### DIRECTION
Copy out the lines that have "peak" in them.

### THE DATA
_ _ _ _ _

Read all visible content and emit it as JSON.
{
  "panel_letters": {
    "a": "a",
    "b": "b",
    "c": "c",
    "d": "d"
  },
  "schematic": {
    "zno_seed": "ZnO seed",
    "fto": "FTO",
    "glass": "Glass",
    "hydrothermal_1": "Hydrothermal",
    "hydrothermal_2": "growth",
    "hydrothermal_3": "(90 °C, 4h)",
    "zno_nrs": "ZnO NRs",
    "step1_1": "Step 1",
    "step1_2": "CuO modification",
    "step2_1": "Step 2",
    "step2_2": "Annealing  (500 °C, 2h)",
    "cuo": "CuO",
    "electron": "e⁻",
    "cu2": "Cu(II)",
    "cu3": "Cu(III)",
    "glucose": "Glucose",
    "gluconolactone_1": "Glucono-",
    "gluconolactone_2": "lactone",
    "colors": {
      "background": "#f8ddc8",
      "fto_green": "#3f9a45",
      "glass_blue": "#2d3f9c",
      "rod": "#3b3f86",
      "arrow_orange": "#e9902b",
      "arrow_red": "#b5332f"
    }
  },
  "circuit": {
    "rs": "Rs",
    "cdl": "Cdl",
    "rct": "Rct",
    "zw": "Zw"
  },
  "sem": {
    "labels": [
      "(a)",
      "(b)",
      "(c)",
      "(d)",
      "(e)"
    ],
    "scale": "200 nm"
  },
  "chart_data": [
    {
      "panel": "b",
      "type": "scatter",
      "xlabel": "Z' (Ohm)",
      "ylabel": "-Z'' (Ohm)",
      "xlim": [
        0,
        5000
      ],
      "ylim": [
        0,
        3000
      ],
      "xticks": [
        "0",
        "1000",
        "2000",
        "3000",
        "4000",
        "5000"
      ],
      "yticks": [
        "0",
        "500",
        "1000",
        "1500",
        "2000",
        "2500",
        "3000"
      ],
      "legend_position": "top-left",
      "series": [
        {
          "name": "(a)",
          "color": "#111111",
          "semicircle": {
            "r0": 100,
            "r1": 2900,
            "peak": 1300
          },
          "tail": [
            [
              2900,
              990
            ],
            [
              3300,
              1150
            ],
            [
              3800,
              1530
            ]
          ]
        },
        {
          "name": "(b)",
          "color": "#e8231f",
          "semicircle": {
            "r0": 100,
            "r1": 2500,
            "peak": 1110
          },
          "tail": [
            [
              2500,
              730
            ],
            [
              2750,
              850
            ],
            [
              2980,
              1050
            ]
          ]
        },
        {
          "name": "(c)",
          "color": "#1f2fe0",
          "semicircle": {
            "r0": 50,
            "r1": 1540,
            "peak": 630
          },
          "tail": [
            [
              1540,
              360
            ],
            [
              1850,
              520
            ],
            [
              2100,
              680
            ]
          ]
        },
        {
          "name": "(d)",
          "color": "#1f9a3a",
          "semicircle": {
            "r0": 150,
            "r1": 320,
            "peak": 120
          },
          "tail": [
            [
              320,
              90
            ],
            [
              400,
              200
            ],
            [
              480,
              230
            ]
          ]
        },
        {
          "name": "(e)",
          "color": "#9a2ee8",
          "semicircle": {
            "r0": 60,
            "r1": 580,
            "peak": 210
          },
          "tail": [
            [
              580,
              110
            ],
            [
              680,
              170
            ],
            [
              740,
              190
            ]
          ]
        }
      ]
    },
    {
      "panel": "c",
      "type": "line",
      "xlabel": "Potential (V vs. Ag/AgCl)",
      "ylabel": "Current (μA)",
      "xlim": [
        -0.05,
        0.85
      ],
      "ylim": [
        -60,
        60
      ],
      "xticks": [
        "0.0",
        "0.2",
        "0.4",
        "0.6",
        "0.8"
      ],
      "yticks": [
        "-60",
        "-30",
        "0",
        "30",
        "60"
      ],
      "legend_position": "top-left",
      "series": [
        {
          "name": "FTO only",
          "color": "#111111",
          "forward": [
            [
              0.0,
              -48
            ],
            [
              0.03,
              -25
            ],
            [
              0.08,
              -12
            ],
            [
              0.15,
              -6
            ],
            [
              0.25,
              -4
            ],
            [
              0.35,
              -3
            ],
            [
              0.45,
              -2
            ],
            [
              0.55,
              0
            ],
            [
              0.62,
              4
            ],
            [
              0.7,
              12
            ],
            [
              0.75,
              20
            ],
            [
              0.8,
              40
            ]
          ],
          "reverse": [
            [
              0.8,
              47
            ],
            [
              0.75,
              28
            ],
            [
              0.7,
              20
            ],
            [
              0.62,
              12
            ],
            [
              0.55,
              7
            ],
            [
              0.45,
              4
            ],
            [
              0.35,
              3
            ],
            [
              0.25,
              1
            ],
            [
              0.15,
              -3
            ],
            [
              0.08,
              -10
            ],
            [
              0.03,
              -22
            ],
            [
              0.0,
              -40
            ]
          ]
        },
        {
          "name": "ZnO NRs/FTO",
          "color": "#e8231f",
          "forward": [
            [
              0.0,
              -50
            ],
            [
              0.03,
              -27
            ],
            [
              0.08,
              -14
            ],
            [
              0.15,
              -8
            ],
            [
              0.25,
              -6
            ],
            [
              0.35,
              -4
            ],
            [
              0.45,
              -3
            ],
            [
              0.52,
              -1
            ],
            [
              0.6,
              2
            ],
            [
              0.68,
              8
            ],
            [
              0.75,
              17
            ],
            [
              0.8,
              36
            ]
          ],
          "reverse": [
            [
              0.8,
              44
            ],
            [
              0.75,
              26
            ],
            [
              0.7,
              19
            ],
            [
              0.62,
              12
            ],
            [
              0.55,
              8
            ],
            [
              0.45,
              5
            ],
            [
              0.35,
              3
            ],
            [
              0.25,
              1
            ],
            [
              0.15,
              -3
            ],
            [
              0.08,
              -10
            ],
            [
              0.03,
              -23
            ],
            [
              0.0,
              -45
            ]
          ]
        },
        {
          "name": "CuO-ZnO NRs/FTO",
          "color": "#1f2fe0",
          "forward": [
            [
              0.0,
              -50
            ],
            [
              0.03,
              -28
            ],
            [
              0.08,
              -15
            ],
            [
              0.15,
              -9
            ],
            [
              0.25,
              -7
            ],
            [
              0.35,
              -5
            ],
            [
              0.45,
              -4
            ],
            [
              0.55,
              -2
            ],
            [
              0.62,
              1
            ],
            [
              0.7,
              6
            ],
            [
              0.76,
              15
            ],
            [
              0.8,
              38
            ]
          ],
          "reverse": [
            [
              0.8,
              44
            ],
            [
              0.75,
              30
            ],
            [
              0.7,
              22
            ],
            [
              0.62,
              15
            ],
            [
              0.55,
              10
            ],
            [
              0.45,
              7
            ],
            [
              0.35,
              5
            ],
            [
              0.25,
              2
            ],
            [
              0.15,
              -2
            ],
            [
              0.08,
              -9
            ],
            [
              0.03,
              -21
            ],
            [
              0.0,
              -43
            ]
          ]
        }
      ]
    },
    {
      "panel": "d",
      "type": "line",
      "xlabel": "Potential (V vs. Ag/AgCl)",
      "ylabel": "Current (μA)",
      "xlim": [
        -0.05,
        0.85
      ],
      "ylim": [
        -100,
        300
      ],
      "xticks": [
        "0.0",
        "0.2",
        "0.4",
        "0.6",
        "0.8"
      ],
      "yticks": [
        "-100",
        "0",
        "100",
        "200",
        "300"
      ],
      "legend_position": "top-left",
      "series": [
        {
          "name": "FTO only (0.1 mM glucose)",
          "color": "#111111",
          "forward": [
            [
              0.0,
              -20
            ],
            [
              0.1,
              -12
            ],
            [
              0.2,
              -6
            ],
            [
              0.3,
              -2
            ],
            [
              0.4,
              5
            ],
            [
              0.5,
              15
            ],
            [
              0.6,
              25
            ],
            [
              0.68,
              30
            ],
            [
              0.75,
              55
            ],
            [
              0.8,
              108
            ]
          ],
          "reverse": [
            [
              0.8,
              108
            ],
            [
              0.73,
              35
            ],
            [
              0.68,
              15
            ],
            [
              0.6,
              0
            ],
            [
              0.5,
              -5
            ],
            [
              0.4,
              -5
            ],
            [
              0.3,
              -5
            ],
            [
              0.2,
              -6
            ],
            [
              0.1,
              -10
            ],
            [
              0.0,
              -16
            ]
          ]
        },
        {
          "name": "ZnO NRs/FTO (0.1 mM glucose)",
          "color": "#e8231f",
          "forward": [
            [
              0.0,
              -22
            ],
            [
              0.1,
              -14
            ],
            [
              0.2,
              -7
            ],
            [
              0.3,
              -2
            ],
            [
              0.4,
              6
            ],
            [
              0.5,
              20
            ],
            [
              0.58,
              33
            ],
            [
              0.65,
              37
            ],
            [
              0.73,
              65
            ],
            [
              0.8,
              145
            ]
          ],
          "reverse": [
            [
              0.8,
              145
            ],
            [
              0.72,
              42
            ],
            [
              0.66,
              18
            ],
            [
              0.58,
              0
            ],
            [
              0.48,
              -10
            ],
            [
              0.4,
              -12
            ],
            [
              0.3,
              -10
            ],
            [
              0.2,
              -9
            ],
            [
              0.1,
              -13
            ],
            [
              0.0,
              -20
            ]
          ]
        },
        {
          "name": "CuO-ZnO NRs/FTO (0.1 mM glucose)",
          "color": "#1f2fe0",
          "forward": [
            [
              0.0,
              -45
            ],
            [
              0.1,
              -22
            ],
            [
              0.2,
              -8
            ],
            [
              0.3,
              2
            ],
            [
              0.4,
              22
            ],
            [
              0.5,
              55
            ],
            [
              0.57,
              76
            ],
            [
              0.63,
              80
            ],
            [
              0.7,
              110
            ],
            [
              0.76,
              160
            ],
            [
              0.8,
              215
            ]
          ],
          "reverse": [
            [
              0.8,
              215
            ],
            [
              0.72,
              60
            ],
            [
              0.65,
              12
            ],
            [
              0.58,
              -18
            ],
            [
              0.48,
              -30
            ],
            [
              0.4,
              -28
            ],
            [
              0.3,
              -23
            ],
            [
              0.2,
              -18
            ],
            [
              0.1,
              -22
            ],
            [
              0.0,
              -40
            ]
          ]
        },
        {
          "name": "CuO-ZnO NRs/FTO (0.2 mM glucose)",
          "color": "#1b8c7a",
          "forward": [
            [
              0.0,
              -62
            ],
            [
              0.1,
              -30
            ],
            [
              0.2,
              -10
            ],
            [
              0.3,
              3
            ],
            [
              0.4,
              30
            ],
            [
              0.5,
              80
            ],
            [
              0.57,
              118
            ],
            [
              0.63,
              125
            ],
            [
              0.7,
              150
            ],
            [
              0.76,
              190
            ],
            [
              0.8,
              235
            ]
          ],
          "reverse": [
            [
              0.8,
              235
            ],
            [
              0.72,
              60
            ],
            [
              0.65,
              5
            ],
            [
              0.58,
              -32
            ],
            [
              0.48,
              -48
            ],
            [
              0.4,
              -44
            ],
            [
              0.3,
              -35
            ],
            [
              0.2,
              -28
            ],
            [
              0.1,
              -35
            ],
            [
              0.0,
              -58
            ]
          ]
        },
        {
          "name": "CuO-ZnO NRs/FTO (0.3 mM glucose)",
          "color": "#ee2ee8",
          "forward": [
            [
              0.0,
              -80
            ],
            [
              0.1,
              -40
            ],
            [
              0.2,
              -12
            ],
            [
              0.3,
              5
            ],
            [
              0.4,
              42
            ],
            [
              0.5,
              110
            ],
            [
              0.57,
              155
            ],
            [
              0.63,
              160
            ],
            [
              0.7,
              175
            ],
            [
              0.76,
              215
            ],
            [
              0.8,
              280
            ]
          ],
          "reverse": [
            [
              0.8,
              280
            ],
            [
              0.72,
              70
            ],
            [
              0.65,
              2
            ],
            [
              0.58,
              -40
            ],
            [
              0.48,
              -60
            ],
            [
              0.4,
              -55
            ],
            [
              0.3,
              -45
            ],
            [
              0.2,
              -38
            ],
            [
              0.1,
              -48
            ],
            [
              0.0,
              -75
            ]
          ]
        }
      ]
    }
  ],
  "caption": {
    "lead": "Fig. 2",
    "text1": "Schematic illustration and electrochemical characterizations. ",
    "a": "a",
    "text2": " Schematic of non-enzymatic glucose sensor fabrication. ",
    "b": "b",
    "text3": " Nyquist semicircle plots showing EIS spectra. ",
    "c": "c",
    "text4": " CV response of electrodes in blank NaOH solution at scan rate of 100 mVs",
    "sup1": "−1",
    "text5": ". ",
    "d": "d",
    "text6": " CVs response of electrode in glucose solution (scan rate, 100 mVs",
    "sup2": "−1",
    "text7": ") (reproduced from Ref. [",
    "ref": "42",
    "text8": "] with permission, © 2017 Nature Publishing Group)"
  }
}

_ _ _ _ _

### RESULT OF THE EXERCISE
            "peak": 1300
            "peak": 1110
            "peak": 630
            "peak": 120
            "peak": 210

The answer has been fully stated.